• Short problem: Report all lines holding "from".
##########
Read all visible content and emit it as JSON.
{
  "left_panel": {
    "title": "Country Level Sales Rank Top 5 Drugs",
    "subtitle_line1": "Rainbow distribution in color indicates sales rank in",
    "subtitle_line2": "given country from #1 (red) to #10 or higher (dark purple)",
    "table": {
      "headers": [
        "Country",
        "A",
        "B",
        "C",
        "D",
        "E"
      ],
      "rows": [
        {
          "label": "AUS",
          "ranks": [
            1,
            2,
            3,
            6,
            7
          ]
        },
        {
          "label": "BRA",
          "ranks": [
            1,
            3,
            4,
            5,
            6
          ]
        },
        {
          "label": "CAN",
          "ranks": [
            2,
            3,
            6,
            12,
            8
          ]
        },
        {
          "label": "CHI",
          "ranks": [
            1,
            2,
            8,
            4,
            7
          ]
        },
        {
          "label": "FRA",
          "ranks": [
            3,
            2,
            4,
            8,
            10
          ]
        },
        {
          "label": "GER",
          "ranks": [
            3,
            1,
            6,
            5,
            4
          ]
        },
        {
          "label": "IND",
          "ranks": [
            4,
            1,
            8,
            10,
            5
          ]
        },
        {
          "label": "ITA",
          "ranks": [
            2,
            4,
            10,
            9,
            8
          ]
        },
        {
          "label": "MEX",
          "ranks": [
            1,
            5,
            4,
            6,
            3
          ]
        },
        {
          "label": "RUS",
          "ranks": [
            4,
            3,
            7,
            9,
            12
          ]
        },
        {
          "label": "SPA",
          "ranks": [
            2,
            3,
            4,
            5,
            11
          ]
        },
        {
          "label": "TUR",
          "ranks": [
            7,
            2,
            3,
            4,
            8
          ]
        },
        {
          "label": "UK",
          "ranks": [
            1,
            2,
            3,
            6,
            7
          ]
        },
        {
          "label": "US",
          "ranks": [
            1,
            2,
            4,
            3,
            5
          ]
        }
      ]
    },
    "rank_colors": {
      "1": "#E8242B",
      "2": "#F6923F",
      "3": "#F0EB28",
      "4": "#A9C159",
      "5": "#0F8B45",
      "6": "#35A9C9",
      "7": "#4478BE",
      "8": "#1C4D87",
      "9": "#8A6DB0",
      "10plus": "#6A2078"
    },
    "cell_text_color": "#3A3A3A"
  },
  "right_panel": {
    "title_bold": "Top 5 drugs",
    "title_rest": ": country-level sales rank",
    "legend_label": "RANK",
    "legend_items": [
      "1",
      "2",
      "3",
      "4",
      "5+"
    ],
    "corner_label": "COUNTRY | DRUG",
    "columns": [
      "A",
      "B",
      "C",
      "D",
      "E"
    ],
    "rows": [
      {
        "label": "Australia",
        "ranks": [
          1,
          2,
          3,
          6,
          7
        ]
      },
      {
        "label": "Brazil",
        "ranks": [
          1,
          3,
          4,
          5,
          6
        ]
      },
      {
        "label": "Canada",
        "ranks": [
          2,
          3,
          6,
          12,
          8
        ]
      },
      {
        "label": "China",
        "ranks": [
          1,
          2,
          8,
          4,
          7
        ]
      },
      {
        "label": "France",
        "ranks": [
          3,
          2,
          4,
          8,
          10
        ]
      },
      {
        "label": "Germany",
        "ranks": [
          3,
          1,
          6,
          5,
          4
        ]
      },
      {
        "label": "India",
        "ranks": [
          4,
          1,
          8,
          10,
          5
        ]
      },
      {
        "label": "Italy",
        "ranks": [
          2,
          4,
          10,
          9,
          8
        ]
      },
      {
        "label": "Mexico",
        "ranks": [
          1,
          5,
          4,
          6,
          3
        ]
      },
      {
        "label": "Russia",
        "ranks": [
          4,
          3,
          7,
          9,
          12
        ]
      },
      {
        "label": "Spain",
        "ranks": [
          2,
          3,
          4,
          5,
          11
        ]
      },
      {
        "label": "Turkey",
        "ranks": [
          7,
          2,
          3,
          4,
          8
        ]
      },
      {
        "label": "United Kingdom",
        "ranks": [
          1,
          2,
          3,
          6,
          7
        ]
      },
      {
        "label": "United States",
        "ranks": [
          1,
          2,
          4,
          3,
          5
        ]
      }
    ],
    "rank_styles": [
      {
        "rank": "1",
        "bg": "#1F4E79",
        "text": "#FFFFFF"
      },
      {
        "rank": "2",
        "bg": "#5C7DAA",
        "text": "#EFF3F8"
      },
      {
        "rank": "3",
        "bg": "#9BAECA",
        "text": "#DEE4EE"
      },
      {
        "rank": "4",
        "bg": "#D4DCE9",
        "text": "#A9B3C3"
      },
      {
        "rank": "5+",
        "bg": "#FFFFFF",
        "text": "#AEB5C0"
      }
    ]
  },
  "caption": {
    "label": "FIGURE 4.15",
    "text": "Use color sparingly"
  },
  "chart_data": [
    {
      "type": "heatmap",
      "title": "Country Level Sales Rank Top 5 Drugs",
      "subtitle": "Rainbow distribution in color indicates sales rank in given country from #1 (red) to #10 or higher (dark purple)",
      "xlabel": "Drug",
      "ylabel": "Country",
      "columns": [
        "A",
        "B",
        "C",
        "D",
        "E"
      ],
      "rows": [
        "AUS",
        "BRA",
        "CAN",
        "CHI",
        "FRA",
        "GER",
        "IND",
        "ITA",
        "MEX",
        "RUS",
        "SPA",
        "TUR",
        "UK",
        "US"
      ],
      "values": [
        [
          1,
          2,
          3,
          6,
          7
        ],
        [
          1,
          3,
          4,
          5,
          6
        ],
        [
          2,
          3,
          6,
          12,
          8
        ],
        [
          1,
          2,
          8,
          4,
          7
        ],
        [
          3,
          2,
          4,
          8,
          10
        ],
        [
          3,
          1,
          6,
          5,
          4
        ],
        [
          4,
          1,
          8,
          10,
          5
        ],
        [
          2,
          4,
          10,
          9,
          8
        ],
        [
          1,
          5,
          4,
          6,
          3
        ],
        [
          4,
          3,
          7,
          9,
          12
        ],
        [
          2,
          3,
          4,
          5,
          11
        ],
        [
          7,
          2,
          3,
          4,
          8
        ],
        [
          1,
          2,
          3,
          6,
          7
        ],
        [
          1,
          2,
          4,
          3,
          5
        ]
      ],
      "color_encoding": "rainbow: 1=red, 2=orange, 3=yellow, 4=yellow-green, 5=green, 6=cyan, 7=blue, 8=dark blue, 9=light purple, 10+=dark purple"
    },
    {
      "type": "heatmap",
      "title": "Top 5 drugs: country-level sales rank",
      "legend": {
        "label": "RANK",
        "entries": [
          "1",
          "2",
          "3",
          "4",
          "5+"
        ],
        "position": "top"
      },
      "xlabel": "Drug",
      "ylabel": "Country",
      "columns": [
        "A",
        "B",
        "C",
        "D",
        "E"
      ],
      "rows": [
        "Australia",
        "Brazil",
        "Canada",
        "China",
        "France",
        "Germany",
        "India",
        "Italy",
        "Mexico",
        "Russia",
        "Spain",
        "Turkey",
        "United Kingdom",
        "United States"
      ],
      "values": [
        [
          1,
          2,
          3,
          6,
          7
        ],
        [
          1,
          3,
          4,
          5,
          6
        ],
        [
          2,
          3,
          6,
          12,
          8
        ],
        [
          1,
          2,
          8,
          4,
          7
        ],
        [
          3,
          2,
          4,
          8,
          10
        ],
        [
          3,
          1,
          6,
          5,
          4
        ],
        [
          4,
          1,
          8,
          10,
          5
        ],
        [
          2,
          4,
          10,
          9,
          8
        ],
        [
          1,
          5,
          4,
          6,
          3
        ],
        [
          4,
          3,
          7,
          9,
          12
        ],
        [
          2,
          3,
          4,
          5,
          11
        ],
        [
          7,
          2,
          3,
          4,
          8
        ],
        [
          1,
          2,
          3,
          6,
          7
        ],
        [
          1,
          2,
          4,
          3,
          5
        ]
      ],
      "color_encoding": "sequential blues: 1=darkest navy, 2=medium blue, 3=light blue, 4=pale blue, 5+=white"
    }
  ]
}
##########
• Answer:
    "subtitle_line2": "given country from #1 (red) to #10 or higher (dark purple)",
      "subtitle": "Rainbow distribution in color indicates sales rank in given country from #1 (red) to #10 or higher (dark purple)",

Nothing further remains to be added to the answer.